---------- Extracted records

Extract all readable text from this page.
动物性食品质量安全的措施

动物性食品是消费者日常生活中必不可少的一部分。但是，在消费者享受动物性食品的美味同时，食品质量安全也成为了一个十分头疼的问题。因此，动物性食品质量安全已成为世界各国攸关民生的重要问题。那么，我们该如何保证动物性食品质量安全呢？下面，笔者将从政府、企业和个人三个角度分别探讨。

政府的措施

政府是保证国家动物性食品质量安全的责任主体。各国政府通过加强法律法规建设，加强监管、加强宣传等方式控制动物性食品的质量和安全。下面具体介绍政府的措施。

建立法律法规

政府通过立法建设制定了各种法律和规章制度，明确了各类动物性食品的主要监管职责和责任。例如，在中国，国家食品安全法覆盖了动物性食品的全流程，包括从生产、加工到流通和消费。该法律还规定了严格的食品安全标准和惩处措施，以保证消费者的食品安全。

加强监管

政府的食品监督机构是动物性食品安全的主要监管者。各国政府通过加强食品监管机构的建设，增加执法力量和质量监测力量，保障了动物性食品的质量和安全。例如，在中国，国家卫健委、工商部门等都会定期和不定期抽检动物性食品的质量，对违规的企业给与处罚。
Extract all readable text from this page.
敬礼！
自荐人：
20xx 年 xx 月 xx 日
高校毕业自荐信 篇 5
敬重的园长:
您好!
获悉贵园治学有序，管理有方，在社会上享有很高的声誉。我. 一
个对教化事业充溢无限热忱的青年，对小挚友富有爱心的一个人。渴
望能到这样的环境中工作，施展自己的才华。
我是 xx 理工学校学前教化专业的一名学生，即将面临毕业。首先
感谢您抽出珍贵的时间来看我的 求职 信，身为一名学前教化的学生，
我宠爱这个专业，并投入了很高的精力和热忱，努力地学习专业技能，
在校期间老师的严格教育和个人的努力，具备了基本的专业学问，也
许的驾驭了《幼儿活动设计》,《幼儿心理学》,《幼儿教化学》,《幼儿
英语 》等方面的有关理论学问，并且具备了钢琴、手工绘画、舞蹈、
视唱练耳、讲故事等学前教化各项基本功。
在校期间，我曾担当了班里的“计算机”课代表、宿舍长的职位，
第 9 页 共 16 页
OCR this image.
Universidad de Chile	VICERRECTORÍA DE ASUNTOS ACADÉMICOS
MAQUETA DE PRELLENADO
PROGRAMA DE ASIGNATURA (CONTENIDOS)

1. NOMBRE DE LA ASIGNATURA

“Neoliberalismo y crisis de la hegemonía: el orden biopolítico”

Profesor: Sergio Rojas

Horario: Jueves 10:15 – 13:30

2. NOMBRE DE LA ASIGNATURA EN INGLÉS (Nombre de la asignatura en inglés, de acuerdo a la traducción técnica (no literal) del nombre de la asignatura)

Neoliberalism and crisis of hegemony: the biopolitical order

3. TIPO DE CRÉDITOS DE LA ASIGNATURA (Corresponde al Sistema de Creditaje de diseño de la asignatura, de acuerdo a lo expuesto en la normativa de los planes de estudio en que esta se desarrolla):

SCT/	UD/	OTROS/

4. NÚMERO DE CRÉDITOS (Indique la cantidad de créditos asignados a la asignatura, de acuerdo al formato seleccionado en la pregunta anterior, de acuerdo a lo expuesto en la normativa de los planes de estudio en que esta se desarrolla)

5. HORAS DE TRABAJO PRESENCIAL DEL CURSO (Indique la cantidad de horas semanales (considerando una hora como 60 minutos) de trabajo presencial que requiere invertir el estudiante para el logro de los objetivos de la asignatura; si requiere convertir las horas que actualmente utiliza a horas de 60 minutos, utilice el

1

--------------------

◆ **Goal**
Filter the records above for lines containing the word "加强监管", and copy those lines.

◆ **Full answer**
政府是保证国家动物性食品质量安全的责任主体。各国政府通过加强法律法规建设，加强监管、加强宣传等方式控制动物性食品的质量和安全。下面具体介绍政府的措施。
加强监管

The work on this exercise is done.